» Document
┄┄┄┄┄┄┄┄┄┄┄┄┄┄┄┄┄┄┄┄

A machine learning optimizer might try to update all properties via batchNorm.recursivelyAllWritableKeyPaths(to: Tensor<Float>.self). However, this includes the auxiliary properties runningMean and runningVariance, which is not desirable.

Solution ideas:

BatchNorm could provide a custom key path schema excluding runningMean/runningVariance.
- Caveat: but other key path reflection users might actually want access to runningMean/runningVariance key paths.
Another nasty workaround is to change the type of runningMean/runningVariance to something else (e.g. Wrapper<Tensor<Float>>).
- Caveat: this smells. Reflection APIs shouldn't require users to change their code to work nicely.
We could make the reflection API use a stored-property-based key schema for every type. Domain-specific schemas can simply filter stored properties.
- Caveat: this breaks down for Array and Dictionary. Their schemas should (arguably) provide key paths to elements and values.

┄┄┄┄┄┄┄┄┄┄┄┄┄┄┄┄┄┄┄┄

» Information shown
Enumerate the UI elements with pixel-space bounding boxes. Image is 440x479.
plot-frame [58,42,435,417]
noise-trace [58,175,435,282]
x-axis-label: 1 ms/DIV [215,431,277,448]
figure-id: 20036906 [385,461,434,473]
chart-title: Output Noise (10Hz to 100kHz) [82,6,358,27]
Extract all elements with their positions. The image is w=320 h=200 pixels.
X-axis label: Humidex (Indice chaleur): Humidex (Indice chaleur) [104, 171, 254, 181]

┄┄┄┄┄┄┄┄┄┄┄┄┄┄┄┄┄┄┄┄

» Complete the following
(A) Echo the part of the key path discussion from "BatchNorm could provide" up to and including "else (e.g. Wrapper<Tensor<Float>>).".
(B) Duplicate the records from their first line up to and including the line with "chart-title: Output Noise".

» Final results
(A)
BatchNorm could provide a custom key path schema excluding runningMean/runningVariance.
- Caveat: but other key path reflection users might actually want access to runningMean/runningVariance key paths.
Another nasty workaround is to change the type of runningMean/runningVariance to something else (e.g. Wrapper<Tensor<Float>>).

(B)
Enumerate the UI elements with pixel-space bounding boxes. Image is 440x479.
plot-frame [58,42,435,417]
noise-trace [58,175,435,282]
x-axis-label: 1 ms/DIV [215,431,277,448]
figure-id: 20036906 [385,461,434,473]
chart-title: Output Noise (10Hz to 100kHz) [82,6,358,27]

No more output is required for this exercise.